INSTRUCTIONS TO FOLLOW. Among the entries, which lines carry the string "saham"? Copy each of them.

[Data extracted from a collection]
---

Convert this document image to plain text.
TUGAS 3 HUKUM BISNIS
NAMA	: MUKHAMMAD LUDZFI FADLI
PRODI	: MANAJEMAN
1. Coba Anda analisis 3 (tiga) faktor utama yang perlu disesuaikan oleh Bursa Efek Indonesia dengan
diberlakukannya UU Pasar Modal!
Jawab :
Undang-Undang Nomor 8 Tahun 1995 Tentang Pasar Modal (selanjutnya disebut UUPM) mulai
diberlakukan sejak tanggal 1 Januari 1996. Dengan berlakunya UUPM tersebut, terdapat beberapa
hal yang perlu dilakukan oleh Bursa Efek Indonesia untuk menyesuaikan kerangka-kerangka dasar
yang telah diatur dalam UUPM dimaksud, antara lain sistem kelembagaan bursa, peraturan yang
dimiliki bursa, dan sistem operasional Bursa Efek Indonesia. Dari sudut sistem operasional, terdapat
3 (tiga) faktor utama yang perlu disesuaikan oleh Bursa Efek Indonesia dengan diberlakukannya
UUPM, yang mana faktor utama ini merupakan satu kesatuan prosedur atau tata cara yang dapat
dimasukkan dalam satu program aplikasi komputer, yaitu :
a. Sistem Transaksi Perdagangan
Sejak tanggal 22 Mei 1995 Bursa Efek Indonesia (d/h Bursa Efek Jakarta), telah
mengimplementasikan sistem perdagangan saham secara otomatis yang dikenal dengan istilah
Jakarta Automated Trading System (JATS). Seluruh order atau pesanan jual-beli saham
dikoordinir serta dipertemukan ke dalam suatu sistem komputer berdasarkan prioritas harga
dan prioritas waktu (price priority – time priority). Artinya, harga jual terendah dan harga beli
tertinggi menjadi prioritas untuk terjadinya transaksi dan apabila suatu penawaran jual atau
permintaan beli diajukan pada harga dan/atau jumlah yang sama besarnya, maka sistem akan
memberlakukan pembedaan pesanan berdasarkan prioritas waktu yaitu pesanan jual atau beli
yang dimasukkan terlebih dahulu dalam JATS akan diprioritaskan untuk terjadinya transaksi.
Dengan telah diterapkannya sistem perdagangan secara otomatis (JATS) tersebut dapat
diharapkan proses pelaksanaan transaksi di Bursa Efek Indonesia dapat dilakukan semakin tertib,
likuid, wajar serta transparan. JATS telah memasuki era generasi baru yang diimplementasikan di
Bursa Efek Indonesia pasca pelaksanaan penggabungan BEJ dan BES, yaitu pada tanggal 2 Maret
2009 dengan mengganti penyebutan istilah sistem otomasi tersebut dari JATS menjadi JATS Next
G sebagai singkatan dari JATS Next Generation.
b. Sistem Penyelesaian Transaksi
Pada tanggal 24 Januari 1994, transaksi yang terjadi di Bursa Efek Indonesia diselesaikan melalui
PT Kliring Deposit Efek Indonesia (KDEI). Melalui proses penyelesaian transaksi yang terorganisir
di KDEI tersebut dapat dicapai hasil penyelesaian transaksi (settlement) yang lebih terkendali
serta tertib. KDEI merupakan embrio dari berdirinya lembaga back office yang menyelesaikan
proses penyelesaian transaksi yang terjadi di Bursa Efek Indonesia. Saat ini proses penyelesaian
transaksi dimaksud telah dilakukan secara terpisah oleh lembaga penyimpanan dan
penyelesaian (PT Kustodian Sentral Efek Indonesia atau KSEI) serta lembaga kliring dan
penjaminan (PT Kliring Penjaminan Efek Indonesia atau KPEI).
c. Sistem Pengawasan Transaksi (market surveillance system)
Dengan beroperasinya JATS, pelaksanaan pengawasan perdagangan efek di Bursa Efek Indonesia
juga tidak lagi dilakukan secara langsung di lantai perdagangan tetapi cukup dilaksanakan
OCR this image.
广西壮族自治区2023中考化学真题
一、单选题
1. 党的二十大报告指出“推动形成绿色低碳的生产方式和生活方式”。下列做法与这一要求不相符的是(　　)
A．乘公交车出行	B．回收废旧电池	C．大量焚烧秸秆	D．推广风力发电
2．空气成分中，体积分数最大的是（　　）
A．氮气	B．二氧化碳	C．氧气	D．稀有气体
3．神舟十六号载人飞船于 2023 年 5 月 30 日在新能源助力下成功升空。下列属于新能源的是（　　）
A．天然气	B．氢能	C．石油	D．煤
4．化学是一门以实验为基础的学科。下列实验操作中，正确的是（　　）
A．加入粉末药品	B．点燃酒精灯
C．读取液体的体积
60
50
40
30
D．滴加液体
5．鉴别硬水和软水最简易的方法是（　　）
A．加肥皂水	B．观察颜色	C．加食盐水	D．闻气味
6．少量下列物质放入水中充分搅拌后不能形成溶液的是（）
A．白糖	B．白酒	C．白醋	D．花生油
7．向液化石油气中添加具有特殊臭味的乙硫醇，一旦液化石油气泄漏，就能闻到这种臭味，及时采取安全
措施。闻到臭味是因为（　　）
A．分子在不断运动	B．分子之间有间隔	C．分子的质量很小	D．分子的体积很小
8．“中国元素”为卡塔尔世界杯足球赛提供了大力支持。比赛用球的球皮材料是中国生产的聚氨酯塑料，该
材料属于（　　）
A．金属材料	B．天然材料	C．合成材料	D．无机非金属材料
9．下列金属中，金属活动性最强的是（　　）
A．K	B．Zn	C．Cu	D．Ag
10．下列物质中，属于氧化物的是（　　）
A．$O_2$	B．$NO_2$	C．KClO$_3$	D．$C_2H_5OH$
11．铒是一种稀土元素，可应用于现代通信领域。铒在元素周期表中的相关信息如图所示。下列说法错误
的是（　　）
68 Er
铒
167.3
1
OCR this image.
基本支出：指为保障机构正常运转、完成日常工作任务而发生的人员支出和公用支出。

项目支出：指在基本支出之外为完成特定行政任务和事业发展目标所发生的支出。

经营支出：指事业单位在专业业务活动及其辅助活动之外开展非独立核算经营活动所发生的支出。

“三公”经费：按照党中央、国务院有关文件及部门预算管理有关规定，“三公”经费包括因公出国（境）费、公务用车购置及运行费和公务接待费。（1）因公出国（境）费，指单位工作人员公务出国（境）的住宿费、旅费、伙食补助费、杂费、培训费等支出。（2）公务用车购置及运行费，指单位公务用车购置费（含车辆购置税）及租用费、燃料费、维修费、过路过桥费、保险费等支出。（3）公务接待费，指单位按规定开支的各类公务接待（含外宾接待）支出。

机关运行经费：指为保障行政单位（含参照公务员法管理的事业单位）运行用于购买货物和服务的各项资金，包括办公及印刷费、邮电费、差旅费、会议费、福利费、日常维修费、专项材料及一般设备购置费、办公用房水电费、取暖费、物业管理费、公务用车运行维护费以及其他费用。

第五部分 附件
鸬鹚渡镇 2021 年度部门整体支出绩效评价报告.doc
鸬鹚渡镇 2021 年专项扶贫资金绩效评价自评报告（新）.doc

---

WORKED ANSWER.
mengimplementasikan sistem perdagangan saham secara otomatis yang dikenal dengan istilah
Jakarta Automated Trading System (JATS). Seluruh order atau pesanan jual-beli saham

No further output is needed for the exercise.